TASK DIRECTIONS |
A single number is all that's needed: how many lines in the data contain the string "regulation".
---------- SOURCE MATERIAL ----------
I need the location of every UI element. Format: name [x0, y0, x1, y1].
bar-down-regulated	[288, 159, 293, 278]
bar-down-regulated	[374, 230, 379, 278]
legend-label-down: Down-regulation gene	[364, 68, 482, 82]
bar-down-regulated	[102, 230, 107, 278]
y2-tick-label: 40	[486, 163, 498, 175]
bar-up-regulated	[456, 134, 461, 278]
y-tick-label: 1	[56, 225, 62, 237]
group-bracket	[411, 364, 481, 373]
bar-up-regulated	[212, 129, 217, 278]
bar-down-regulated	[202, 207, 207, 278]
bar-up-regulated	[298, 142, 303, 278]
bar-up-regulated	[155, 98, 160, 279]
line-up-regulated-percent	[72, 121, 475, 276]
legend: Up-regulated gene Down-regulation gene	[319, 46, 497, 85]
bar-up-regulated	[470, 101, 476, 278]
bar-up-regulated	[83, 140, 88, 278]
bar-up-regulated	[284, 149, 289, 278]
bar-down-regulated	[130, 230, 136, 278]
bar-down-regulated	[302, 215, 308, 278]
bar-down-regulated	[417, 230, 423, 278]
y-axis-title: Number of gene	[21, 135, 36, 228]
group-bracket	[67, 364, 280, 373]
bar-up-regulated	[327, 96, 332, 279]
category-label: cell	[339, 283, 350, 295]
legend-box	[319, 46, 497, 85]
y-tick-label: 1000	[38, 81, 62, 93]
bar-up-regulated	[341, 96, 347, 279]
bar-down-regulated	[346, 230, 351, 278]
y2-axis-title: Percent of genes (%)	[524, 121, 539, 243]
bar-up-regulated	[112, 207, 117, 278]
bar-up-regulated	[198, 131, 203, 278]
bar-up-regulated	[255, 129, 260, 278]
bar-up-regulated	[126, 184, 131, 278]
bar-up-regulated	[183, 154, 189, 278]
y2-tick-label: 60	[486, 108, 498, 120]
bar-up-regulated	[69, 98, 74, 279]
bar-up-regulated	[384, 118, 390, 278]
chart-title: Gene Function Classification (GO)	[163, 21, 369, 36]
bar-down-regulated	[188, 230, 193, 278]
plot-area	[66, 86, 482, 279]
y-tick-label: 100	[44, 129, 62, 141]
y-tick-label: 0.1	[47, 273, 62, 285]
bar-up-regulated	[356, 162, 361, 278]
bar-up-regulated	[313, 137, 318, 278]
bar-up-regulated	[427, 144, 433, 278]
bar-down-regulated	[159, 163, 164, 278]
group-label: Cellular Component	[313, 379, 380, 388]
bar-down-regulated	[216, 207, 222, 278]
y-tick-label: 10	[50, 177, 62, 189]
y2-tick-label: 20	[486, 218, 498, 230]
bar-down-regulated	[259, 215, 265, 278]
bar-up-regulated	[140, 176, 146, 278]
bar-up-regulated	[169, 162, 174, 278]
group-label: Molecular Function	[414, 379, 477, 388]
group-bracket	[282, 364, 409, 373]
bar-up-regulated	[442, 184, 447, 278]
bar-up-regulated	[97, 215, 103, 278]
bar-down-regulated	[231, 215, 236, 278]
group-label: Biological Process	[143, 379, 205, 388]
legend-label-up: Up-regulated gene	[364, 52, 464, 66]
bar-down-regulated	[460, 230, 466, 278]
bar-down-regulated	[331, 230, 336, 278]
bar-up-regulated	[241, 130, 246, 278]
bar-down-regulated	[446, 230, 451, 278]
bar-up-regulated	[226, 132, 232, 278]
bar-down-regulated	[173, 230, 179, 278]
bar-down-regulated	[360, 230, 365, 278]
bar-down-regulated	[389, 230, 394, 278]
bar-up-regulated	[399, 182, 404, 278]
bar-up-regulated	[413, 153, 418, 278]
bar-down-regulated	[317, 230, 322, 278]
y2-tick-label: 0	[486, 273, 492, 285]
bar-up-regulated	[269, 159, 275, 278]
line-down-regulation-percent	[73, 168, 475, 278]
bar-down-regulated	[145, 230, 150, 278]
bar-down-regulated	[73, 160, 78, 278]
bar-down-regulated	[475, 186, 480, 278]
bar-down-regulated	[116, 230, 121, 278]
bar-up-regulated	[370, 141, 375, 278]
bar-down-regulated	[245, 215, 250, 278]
----------
EXERCISE RESULT |
3